● Task to carry out
Sift the listing for lines that hold the string "Chicken" and pull them out.

● Extracted data
=-=-=
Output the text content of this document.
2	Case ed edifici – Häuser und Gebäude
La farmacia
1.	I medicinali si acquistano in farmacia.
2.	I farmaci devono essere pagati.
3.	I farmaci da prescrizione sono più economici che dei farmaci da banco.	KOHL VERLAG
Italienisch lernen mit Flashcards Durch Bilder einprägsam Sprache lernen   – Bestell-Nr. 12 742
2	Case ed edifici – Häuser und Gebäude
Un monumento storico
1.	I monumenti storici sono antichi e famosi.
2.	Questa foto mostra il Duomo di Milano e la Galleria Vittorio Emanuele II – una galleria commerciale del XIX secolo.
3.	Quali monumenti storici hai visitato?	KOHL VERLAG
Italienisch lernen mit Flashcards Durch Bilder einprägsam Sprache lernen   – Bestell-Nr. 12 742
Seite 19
=-=-=
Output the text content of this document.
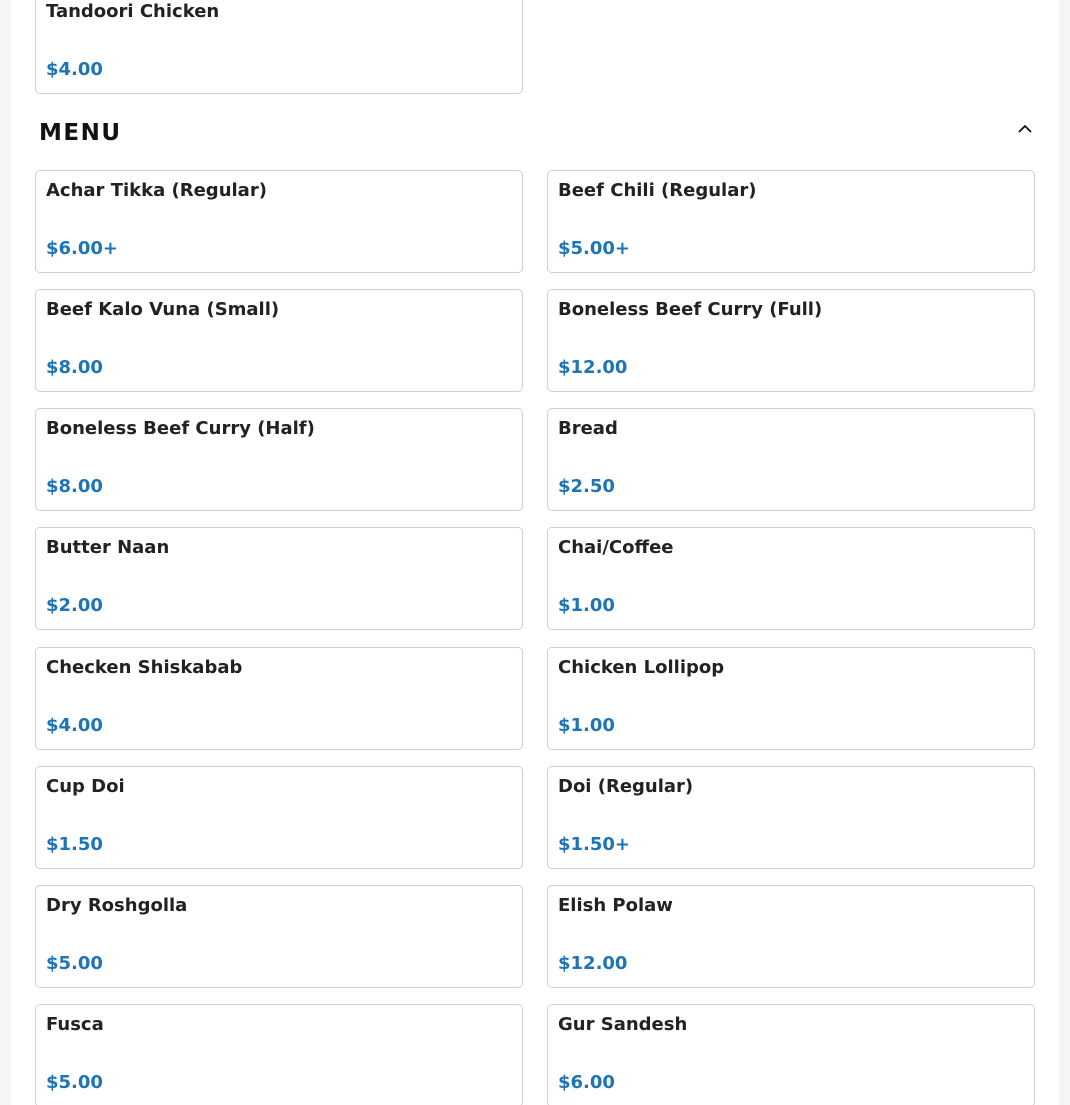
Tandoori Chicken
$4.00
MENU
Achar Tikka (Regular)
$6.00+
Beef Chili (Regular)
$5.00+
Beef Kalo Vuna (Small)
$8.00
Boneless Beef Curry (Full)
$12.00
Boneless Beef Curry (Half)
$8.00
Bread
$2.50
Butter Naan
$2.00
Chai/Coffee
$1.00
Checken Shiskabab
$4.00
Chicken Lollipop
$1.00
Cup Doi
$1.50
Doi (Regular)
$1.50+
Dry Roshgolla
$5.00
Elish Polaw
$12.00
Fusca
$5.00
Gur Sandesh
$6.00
=-=-=
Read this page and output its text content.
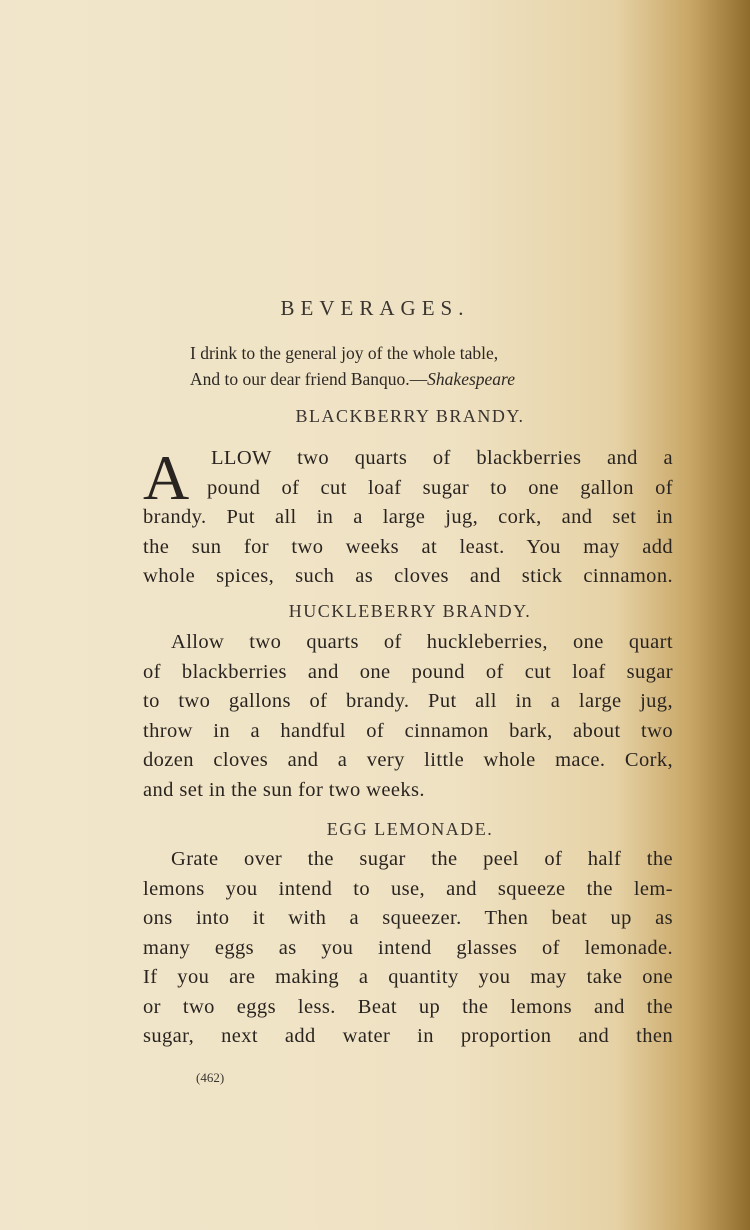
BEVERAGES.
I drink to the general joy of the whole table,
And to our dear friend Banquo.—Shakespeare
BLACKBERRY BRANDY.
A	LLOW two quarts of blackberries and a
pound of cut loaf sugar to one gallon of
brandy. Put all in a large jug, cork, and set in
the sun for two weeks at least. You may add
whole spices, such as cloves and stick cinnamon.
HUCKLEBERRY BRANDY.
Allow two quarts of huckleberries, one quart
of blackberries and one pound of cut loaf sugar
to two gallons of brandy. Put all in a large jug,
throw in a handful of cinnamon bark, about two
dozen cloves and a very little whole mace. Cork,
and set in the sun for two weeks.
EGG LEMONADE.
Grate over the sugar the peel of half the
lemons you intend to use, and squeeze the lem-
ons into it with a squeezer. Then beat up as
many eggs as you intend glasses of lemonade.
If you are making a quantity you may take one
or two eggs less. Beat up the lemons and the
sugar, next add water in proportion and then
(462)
=-=-=
● Result of the exercise
Tandoori Chicken
Chicken Lollipop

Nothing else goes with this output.